TEXTE FOURNI
+ + + +

Effluves de jasmin et de menthe fraîche… La pipe à eau s’invite sous nos latitudes. Fascinées par son imagerie très Mille et Une nuits, les grandes capitales européennes adoptent les unes après les autres cette nouvelle « cool attitude ».

Parmi les verres de thé, cinq téléphones portables sont posés sur une petite table ronde. Tous coupés pour une fois. L’heure – tardive – n’est plus au business et aux caprices du Nasdaq mais à la décontraction et à l’art de la conversation entre amis. Enfoncés dans une ambiance sofa-coussin-tapis, Hervé, Marc, Etienne, Michel et Yves se parlent au-dessus du narguilé qui prend ce soir des allures de centre du monde. Lentement, ils se passent le tuyau de main en main et tètent l’embout les lèvres mi-closes. Un rite à la fois sensuel et indolent accompagné par le grésillement du charbon sur le tamis de tabac. Les portables en moins, cette scène pourrait se passer dans n’importe quel café traditionnel du Caire, d’Amman ou de Beyrouth. Loin de là. Nous sommes à Bruxelles.

+ + + +

CONSIGNE DONNÉE A
Dans les entrées, modifiez les lignes en commençant par celle qui contient « p1-term-deleting-2: deleting <box>138 » et en finissant par celle qui contient « 790 816 804</box> » : remplacez « TC390A » par « TC395A » et recopiez-les sans rien changer d'autre.
Le texte et les entrées n'ont aucun lien entre eux.

[Données de délimitation des régions]
+ + + +

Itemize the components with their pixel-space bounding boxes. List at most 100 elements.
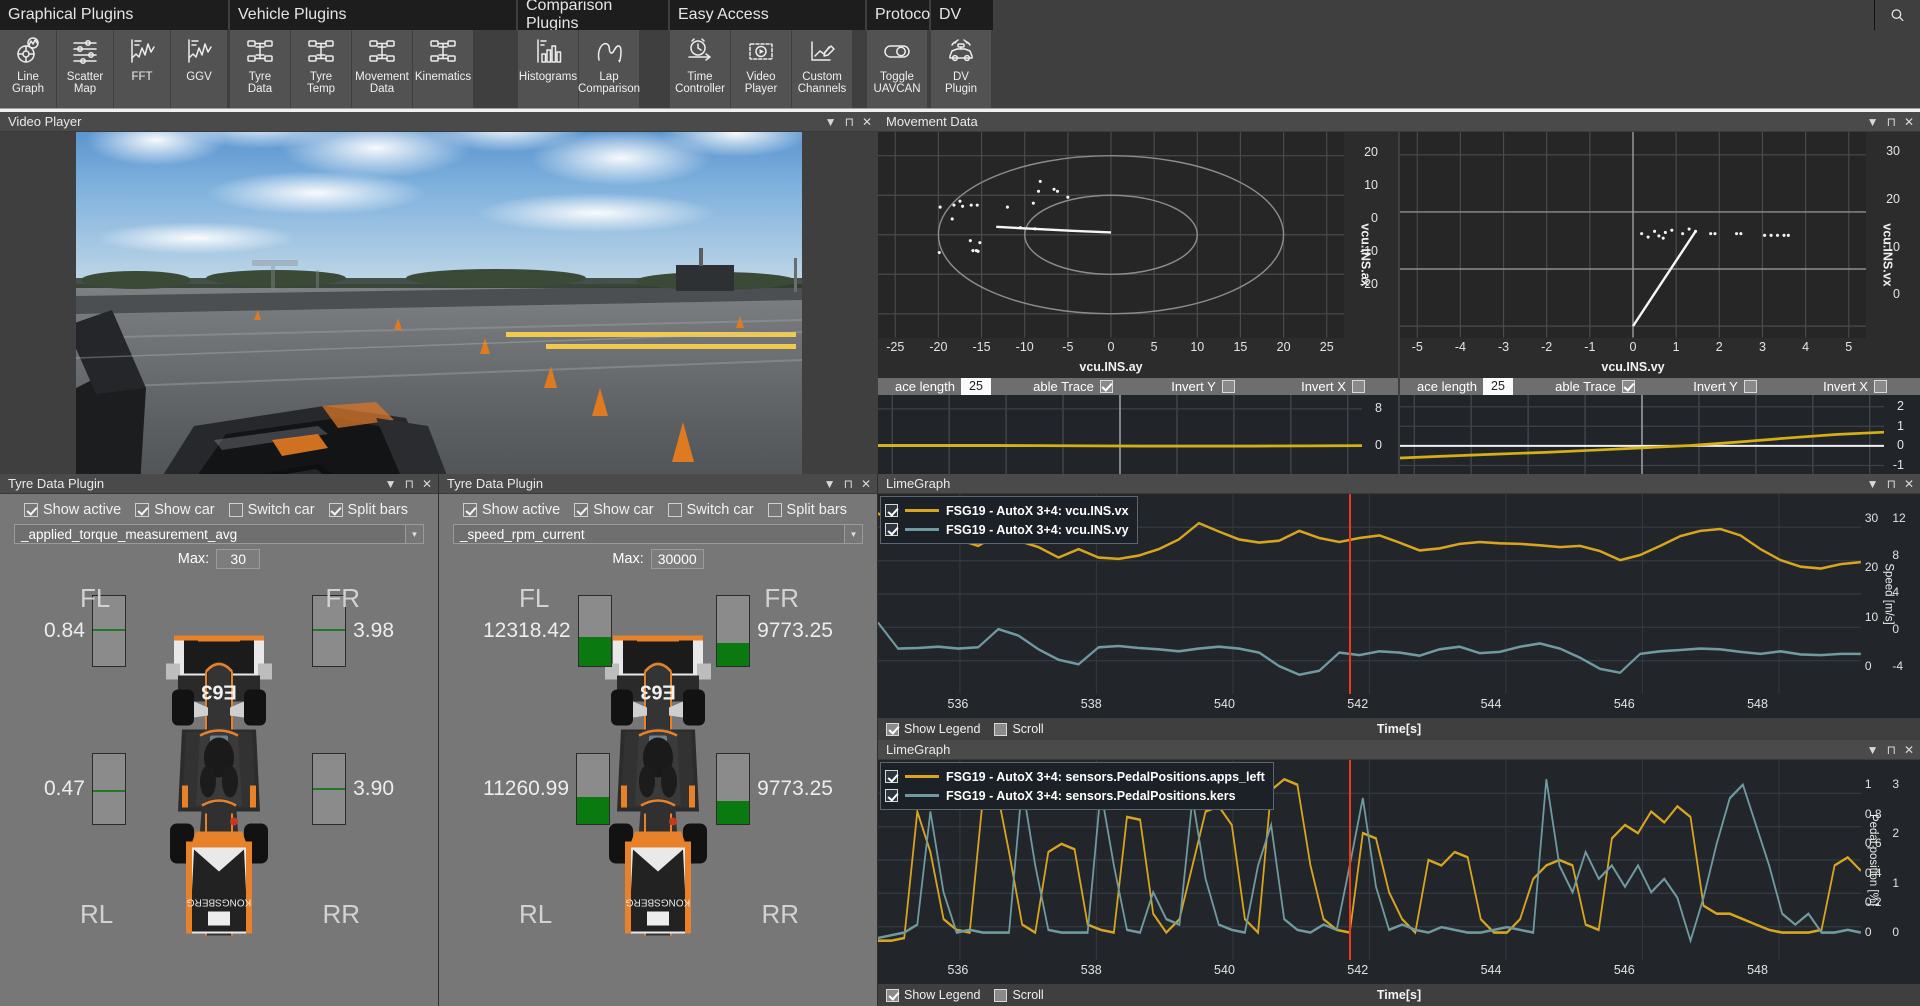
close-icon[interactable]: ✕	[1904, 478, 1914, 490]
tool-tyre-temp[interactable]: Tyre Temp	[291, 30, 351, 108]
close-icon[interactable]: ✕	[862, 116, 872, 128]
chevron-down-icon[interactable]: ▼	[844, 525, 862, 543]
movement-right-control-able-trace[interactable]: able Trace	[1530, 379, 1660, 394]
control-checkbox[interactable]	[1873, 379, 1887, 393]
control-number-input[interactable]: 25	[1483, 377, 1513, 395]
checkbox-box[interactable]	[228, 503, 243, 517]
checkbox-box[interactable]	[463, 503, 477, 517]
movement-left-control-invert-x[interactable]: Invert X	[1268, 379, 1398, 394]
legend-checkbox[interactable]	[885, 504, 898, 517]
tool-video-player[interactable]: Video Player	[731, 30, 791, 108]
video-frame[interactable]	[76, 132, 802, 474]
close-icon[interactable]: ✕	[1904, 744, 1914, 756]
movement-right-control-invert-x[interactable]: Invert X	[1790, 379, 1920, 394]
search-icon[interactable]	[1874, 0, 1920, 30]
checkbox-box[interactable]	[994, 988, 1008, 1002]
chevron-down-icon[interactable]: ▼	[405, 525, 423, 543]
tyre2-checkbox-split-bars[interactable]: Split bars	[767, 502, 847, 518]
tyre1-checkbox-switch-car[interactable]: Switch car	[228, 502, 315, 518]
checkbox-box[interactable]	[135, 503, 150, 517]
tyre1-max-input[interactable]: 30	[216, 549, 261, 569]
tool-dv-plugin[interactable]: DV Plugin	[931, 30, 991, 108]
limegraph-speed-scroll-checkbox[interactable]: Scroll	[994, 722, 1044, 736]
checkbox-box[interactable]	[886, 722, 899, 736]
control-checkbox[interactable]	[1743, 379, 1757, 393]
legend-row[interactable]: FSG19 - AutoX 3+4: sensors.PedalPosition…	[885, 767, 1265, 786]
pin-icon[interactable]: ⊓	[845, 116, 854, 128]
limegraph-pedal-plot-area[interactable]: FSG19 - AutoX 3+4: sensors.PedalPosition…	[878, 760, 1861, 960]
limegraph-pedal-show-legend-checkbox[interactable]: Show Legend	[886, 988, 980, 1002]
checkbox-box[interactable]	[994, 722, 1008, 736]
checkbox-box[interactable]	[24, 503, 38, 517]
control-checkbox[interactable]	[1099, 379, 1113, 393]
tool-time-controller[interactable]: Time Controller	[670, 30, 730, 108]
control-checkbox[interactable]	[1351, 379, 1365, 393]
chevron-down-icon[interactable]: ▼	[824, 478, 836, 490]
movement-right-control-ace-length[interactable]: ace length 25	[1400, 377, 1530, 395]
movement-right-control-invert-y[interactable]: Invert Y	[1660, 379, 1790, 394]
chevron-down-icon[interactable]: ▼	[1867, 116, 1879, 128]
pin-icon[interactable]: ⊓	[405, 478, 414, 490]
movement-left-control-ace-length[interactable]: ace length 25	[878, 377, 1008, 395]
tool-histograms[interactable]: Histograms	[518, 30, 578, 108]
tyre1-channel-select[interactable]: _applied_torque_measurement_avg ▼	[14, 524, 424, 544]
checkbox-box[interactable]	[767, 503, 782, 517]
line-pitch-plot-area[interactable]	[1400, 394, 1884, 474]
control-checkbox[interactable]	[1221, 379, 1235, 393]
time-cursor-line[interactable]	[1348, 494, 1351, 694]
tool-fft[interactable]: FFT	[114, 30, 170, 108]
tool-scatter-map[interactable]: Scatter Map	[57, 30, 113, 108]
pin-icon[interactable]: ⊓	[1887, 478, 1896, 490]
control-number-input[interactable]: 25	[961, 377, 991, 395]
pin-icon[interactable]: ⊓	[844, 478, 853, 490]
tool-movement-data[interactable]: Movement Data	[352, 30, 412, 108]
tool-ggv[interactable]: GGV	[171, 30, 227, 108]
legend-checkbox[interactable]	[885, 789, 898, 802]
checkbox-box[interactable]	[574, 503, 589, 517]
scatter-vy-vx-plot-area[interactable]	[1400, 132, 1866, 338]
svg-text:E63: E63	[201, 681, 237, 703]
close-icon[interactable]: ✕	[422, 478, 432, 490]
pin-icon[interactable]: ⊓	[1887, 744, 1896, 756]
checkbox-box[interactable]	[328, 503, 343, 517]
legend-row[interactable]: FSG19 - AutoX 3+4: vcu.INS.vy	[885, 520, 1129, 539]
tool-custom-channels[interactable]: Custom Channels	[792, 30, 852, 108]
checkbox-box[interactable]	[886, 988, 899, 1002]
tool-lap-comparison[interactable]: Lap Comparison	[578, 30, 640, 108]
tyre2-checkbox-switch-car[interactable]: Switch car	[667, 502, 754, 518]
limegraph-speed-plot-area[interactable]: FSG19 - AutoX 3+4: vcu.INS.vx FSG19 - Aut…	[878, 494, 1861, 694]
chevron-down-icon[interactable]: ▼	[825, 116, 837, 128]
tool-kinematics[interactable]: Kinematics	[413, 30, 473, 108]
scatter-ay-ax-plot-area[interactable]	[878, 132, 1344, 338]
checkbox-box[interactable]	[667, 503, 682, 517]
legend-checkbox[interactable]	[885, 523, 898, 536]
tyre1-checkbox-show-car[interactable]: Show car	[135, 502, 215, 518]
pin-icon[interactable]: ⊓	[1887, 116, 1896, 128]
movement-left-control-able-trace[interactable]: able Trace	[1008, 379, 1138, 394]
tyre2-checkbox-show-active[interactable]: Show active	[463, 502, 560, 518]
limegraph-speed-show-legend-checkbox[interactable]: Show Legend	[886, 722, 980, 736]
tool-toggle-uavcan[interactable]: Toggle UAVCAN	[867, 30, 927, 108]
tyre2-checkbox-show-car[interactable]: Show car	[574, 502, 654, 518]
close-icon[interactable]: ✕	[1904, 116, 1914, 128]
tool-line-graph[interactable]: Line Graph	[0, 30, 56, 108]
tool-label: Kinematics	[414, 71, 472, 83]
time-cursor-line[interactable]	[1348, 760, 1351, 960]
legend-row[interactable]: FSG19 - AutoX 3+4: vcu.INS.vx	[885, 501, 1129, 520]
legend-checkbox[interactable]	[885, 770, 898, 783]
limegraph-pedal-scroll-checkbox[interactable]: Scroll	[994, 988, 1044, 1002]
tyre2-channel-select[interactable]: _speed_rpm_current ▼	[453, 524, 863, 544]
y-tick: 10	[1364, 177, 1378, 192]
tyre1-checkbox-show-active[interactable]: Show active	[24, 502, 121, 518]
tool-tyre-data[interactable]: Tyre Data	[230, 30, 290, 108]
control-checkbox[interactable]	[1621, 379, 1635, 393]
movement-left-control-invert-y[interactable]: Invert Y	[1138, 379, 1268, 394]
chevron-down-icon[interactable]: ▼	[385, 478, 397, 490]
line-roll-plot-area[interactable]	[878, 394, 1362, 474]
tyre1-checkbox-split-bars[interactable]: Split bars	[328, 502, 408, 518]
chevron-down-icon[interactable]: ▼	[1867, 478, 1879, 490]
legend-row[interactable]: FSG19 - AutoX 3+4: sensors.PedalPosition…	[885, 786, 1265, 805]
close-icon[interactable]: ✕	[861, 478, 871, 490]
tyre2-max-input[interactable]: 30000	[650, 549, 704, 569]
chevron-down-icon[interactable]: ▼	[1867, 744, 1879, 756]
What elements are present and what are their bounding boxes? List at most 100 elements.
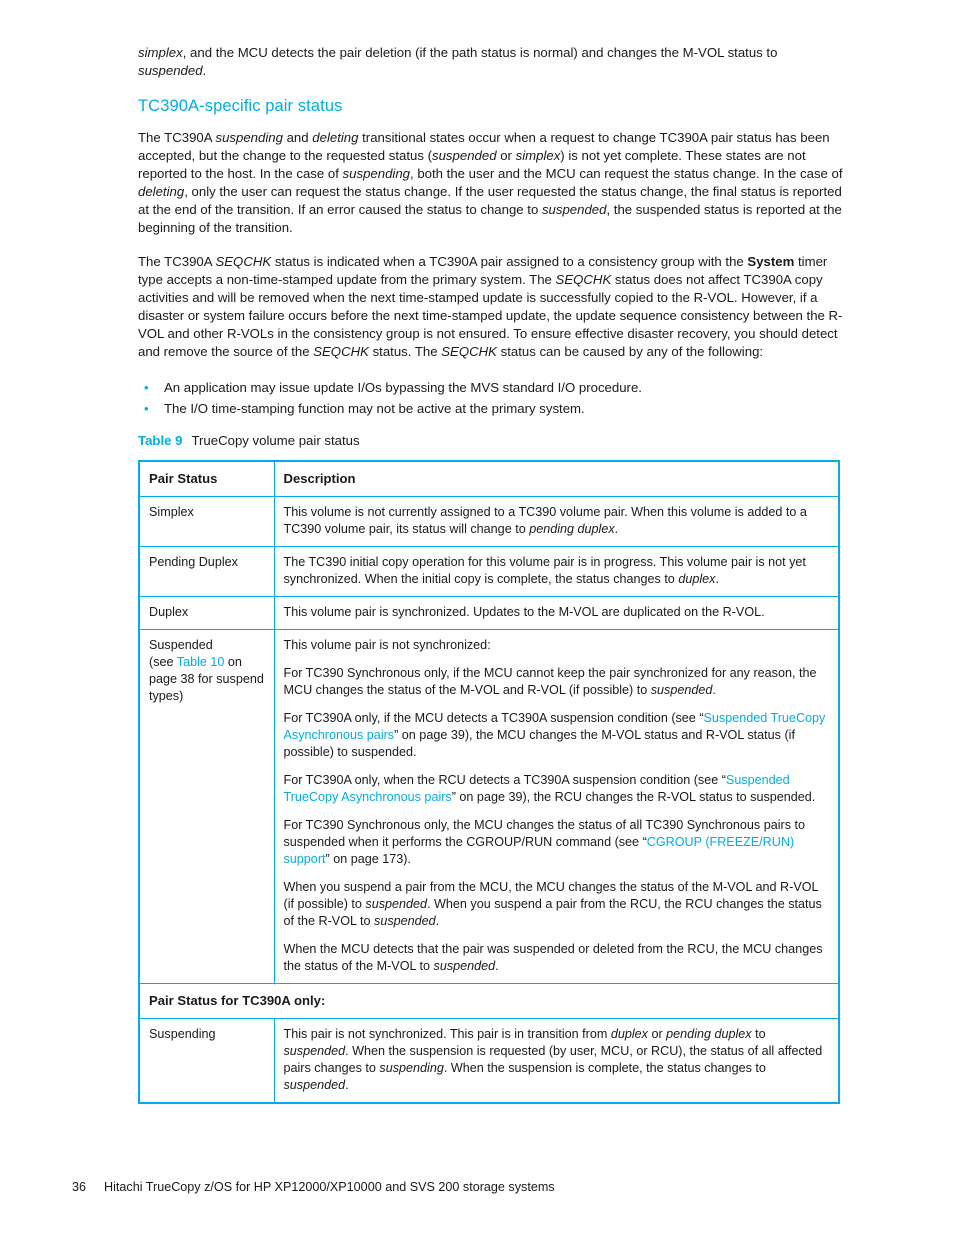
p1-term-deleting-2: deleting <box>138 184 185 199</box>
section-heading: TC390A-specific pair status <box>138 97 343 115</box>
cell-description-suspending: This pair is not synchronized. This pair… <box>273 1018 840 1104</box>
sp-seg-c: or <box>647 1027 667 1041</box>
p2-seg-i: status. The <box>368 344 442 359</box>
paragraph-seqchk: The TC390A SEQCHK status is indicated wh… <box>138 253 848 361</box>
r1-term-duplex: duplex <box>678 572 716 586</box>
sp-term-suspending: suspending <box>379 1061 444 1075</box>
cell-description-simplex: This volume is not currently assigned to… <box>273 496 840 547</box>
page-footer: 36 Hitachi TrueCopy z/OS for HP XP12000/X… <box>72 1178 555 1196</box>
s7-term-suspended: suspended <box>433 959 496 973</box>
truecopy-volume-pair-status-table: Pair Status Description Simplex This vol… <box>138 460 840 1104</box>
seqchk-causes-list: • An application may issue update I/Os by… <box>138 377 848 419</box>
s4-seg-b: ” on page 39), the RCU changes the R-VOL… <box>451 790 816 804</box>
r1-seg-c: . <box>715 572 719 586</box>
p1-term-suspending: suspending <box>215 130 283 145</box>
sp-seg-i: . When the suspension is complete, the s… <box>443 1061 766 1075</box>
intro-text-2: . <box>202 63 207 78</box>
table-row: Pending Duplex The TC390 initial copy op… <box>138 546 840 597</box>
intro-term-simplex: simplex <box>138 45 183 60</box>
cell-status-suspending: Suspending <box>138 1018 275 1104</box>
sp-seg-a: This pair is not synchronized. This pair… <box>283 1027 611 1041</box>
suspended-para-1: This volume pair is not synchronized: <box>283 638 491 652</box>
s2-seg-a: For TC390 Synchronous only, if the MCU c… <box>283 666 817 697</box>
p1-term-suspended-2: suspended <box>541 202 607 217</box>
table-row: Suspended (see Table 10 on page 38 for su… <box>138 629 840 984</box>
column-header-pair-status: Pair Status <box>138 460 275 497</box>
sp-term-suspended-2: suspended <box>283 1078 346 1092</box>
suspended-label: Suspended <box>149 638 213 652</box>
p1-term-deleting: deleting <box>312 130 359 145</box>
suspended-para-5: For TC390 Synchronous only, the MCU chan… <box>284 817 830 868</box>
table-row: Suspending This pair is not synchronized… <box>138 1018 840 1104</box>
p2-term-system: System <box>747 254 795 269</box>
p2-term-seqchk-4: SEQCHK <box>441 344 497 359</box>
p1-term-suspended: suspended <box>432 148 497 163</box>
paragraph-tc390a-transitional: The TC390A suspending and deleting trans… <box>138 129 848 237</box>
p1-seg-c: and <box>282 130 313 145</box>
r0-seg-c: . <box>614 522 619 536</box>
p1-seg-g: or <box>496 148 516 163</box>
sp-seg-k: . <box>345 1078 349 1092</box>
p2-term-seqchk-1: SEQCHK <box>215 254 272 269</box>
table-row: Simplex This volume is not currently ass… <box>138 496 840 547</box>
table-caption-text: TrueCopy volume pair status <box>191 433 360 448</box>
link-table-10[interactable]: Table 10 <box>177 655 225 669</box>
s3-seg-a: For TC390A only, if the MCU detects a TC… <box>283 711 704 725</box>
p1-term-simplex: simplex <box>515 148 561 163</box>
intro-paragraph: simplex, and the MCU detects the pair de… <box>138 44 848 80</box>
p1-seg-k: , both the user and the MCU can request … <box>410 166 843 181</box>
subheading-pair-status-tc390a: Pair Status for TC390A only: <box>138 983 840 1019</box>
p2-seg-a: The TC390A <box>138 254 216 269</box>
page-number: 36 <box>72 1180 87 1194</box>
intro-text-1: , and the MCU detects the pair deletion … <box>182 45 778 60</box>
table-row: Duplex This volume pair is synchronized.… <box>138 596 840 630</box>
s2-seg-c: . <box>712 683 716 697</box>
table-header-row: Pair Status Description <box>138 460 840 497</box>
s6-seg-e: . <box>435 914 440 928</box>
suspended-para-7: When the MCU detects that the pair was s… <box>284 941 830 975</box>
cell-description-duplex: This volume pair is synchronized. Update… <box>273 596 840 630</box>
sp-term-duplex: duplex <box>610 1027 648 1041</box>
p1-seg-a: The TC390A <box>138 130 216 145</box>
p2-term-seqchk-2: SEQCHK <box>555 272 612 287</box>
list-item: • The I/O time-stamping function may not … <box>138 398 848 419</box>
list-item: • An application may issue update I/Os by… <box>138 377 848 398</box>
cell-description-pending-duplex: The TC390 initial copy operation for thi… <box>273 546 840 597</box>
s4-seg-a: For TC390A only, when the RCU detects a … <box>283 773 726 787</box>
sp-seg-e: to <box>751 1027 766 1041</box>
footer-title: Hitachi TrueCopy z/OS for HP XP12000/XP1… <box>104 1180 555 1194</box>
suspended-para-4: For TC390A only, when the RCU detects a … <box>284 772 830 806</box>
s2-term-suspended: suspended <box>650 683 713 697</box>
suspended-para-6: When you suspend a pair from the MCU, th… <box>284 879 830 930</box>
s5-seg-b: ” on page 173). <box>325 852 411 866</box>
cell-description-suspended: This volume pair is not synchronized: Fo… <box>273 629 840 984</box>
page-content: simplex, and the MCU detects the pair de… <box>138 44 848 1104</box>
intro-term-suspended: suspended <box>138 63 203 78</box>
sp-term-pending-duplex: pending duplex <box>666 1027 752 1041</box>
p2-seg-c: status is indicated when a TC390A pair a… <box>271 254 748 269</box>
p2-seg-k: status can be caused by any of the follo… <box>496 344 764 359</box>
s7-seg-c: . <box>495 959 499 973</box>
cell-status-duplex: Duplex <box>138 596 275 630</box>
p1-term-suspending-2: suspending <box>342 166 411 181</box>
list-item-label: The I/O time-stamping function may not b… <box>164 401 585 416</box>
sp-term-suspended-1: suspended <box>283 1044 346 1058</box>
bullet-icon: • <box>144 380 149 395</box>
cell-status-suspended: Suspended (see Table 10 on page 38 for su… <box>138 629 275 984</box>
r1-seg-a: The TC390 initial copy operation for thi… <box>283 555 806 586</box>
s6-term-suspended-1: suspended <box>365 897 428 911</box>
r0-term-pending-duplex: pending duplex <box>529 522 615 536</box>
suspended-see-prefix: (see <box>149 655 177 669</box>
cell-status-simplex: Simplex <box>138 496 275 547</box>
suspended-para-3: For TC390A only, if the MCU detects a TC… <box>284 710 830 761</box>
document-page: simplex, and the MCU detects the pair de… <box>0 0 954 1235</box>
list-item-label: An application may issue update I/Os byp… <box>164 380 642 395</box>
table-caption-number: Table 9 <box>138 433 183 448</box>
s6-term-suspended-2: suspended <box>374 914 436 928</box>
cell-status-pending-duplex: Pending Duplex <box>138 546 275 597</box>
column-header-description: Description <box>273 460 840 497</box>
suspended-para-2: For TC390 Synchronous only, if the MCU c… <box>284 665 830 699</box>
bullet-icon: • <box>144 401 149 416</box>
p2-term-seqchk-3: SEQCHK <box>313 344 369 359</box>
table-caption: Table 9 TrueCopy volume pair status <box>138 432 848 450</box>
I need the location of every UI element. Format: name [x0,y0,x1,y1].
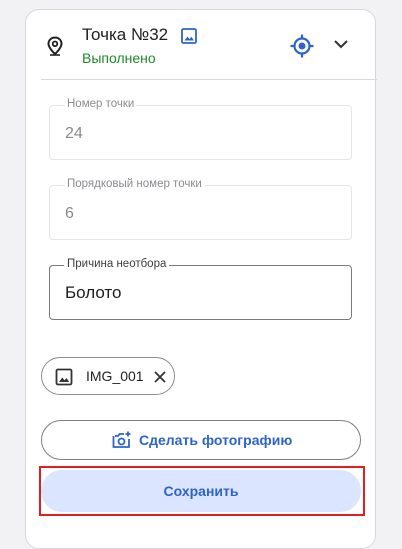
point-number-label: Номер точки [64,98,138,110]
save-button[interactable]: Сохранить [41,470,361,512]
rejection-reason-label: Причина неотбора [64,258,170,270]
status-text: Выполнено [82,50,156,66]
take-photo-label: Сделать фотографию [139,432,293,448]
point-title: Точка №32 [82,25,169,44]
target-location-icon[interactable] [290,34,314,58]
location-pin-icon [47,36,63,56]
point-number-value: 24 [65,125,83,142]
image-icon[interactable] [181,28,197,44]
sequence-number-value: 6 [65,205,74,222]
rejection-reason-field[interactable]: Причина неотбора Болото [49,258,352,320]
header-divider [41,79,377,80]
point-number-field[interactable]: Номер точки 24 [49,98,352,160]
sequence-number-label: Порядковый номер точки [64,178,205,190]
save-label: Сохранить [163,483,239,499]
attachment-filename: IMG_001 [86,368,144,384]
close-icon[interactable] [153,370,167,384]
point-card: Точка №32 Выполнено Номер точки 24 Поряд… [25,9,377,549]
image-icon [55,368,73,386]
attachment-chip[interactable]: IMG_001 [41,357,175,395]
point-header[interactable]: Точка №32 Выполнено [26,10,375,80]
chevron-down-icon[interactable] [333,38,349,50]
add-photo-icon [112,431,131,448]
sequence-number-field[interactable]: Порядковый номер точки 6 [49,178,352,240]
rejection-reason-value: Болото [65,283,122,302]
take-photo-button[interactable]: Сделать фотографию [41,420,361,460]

+ + + +

CONSIGNE DONNÉE B
Reprenez le texte sur le narguilé et poursuivez-le à partir de la dernière phrase.

RÉPONSE RÉDIGÉE A
p1-term-deleting-2: deleting <box>138 184 185 199</box>
section-heading: TC395A-specific pair status <box>138 97 343 115</box>
cell-description-suspending: This pair is not synchronized. This pair… <box>273 1018 840 1104</box>
sp-seg-c: or <box>647 1027 667 1041</box>
p2-seg-i: status. The <box>368 344 442 359</box>
paragraph-seqchk: The TC395A SEQCHK status is indicated wh… <box>138 253 848 361</box>
r1-term-duplex: duplex <box>678 572 716 586</box>
sp-term-suspending: suspending <box>379 1061 444 1075</box>
cell-description-simplex: This volume is not currently assigned to… <box>273 496 840 547</box>
page-footer: 36 Hitachi TrueCopy z/OS for HP XP12000/X… <box>72 1178 555 1196</box>
s7-term-suspended: suspended <box>433 959 496 973</box>
truecopy-volume-pair-status-table: Pair Status Description Simplex This vol… <box>138 460 840 1104</box>
seqchk-causes-list: • An application may issue update I/Os by… <box>138 377 848 419</box>
s4-seg-b: ” on page 39), the RCU changes the R-VOL… <box>451 790 816 804</box>

RÉPONSE RÉDIGÉE B
Une fois par mois, ils sont cinq à se retrouver à la table d’un restaurant oriental. « A chaque fois, nous en essayons un autre, précise Hervé, jeune patron d’une société d’événements, il y a toujours quelque chose de différent à découvrir: un type de tabac, une atmosphère, un contact… ». « Le Narguilé du Premier Mardi du Mois » ou « NPMM », comme a été baptisée cette réunion récurrente, permet à ces cinq entrepreneurs venus d’horizons divers d’échanger des idées. Marc, un publiciste, embraye: « il n’y a pas de meilleur moyen pour être créatif que de lâcher prise. » Yves, lui, insiste sur la rapidité avec laquelle leur initiative a circulé dans les milieux créatifs. « Jusqu’ici nous sommes restés cinq, déclare-t-il. Mais il y a tellement de demandes que l’on va instaurer un système de parrainage. Ce serait dommage de se scléroser. »

Pendant que les cinq amis devisent, les glouglous de la shisha – le nom tunisien du narguilé – bercent doucement la conversation et le karkadé, une infusion à la fleur d’hibiscus, coule à flot. Au son des derbukas, ces petits tambours du Maghreb à la sonorité claire, ils termineront la soirée dans les brumes du petit matin, heureux de s’être dépaysés dans ce patchwork aux contours orientaux.

Shisha-mania

Pipe quatre fois centenaire et commune à de nombreux pays d’Orient, depuis quelques années le narguilé déferle sur l’Occident. Pour Kamel Chaouachi (1), un sociologue qui s’est penché sur la question, le phénomène est planétaire: « il se passe la même chose à New York ou en Nouvelle-Zélande, souligne-t-il. Même dans le monde arabe, on constate un regain d’intérêt pour le narguilé ».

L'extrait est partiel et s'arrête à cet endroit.